## Instruction
Reproduce the material in full, exactly as written.

----- Supplied records -----

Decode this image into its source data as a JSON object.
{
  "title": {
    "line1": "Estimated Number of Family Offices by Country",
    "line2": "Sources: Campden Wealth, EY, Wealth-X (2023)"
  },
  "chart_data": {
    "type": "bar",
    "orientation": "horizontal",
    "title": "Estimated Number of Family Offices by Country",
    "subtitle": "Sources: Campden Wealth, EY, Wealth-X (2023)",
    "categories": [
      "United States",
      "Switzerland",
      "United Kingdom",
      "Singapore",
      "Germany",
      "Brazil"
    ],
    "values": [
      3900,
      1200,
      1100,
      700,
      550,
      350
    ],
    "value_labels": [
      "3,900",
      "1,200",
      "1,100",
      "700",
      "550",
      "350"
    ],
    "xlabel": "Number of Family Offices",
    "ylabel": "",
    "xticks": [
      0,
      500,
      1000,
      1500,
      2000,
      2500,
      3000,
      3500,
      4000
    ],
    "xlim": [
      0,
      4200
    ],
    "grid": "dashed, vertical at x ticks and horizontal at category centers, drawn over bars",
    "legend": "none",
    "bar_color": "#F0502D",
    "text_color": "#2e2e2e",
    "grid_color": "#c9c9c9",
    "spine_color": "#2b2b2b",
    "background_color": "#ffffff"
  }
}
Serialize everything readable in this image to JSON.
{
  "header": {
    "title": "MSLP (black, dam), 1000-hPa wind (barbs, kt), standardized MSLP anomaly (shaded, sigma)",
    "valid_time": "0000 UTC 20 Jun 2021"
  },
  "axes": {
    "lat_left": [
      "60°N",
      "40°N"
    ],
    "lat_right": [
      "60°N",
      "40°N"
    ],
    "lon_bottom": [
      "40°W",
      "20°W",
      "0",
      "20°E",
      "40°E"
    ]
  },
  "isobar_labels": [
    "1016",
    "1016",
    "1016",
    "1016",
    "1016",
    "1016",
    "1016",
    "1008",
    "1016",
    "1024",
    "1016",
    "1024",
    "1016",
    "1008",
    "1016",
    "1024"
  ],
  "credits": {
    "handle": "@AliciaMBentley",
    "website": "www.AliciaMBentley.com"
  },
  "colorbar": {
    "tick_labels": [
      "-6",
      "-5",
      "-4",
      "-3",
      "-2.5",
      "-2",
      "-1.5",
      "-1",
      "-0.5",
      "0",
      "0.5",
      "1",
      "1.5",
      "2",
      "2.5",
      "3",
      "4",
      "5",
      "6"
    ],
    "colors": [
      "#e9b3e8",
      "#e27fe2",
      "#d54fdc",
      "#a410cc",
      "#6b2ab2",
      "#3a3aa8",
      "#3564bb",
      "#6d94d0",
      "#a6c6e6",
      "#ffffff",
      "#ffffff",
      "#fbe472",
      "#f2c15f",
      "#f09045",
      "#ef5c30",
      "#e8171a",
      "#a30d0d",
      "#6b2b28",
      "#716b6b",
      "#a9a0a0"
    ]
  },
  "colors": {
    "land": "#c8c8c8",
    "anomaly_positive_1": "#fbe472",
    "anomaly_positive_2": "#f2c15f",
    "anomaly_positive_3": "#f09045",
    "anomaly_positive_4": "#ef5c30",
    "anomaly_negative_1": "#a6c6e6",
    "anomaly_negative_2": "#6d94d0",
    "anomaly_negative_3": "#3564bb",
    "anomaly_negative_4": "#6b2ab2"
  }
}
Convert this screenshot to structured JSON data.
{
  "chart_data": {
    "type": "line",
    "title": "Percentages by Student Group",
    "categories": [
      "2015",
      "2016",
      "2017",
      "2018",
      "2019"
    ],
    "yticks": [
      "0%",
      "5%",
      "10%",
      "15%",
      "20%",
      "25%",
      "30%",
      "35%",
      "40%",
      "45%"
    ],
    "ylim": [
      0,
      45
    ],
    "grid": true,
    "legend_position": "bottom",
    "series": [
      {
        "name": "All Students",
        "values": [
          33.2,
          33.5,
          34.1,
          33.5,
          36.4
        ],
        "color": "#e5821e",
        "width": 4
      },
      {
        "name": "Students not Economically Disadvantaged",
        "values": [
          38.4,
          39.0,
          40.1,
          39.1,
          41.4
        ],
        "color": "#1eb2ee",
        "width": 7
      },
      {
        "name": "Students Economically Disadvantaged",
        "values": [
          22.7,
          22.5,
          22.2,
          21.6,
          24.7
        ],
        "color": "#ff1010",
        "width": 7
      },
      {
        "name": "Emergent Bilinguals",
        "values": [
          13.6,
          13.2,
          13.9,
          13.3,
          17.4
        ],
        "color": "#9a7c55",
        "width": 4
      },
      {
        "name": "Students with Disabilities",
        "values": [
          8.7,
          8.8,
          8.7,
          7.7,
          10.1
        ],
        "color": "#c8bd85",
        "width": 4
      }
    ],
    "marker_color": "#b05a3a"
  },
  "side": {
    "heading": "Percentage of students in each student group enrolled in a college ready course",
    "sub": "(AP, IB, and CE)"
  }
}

-----

## Output of the exercise
Decode this image into its source data as a JSON object.
{
  "title": {
    "line1": "Estimated Number of Family Offices by Country",
    "line2": "Sources: Campden Wealth, EY, Wealth-X (2023)"
  },
  "chart_data": {
    "type": "bar",
    "orientation": "horizontal",
    "title": "Estimated Number of Family Offices by Country",
    "subtitle": "Sources: Campden Wealth, EY, Wealth-X (2023)",
    "categories": [
      "United States",
      "Switzerland",
      "United Kingdom",
      "Singapore",
      "Germany",
      "Brazil"
    ],
    "values": [
      3900,
      1200,
      1100,
      700,
      550,
      350
    ],
    "value_labels": [
      "3,900",
      "1,200",
      "1,100",
      "700",
      "550",
      "350"
    ],
    "xlabel": "Number of Family Offices",
    "ylabel": "",
    "xticks": [
      0,
      500,
      1000,
      1500,
      2000,
      2500,
      3000,
      3500,
      4000
    ],
    "xlim": [
      0,
      4200
    ],
    "grid": "dashed, vertical at x ticks and horizontal at category centers, drawn over bars",
    "legend": "none",
    "bar_color": "#F0502D",
    "text_color": "#2e2e2e",
    "grid_color": "#c9c9c9",
    "spine_color": "#2b2b2b",
    "background_color": "#ffffff"
  }
}
Serialize everything readable in this image to JSON.
{
  "header": {
    "title": "MSLP (black, dam), 1000-hPa wind (barbs, kt), standardized MSLP anomaly (shaded, sigma)",
    "valid_time": "0000 UTC 20 Jun 2021"
  },
  "axes": {
    "lat_left": [
      "60°N",
      "40°N"
    ],
    "lat_right": [
      "60°N",
      "40°N"
    ],
    "lon_bottom": [
      "40°W",
      "20°W",
      "0",
      "20°E",
      "40°E"
    ]
  },
  "isobar_labels": [
    "1016",
    "1016",
    "1016",
    "1016",
    "1016",
    "1016",
    "1016",
    "1008",
    "1016",
    "1024",
    "1016",
    "1024",
    "1016",
    "1008",
    "1016",
    "1024"
  ],
  "credits": {
    "handle": "@AliciaMBentley",
    "website": "www.AliciaMBentley.com"
  },
  "colorbar": {
    "tick_labels": [
      "-6",
      "-5",
      "-4",
      "-3",
      "-2.5",
      "-2",
      "-1.5",
      "-1",
      "-0.5",
      "0",
      "0.5",
      "1",
      "1.5",
      "2",
      "2.5",
      "3",
      "4",
      "5",
      "6"
    ],
    "colors": [
      "#e9b3e8",
      "#e27fe2",
      "#d54fdc",
      "#a410cc",
      "#6b2ab2",
      "#3a3aa8",
      "#3564bb",
      "#6d94d0",
      "#a6c6e6",
      "#ffffff",
      "#ffffff",
      "#fbe472",
      "#f2c15f",
      "#f09045",
      "#ef5c30",
      "#e8171a",
      "#a30d0d",
      "#6b2b28",
      "#716b6b",
      "#a9a0a0"
    ]
  },
  "colors": {
    "land": "#c8c8c8",
    "anomaly_positive_1": "#fbe472",
    "anomaly_positive_2": "#f2c15f",
    "anomaly_positive_3": "#f09045",
    "anomaly_positive_4": "#ef5c30",
    "anomaly_negative_1": "#a6c6e6",
    "anomaly_negative_2": "#6d94d0",
    "anomaly_negative_3": "#3564bb",
    "anomaly_negative_4": "#6b2ab2"
  }
}
Convert this screenshot to structured JSON data.
{
  "chart_data": {
    "type": "line",
    "title": "Percentages by Student Group",
    "categories": [
      "2015",
      "2016",
      "2017",
      "2018",
      "2019"
    ],
    "yticks": [
      "0%",
      "5%",
      "10%",
      "15%",
      "20%",
      "25%",
      "30%",
      "35%",
      "40%",
      "45%"
    ],
    "ylim": [
      0,
      45
    ],
    "grid": true,
    "legend_position": "bottom",
    "series": [
      {
        "name": "All Students",
        "values": [
          33.2,
          33.5,
          34.1,
          33.5,
          36.4
        ],
        "color": "#e5821e",
        "width": 4
      },
      {
        "name": "Students not Economically Disadvantaged",
        "values": [
          38.4,
          39.0,
          40.1,
          39.1,
          41.4
        ],
        "color": "#1eb2ee",
        "width": 7
      },
      {
        "name": "Students Economically Disadvantaged",
        "values": [
          22.7,
          22.5,
          22.2,
          21.6,
          24.7
        ],
        "color": "#ff1010",
        "width": 7
      },
      {
        "name": "Emergent Bilinguals",
        "values": [
          13.6,
          13.2,
          13.9,
          13.3,
          17.4
        ],
        "color": "#9a7c55",
        "width": 4
      },
      {
        "name": "Students with Disabilities",
        "values": [
          8.7,
          8.8,
          8.7,
          7.7,
          10.1
        ],
        "color": "#c8bd85",
        "width": 4
      }
    ],
    "marker_color": "#b05a3a"
  },
  "side": {
    "heading": "Percentage of students in each student group enrolled in a college ready course",
    "sub": "(AP, IB, and CE)"
  }
}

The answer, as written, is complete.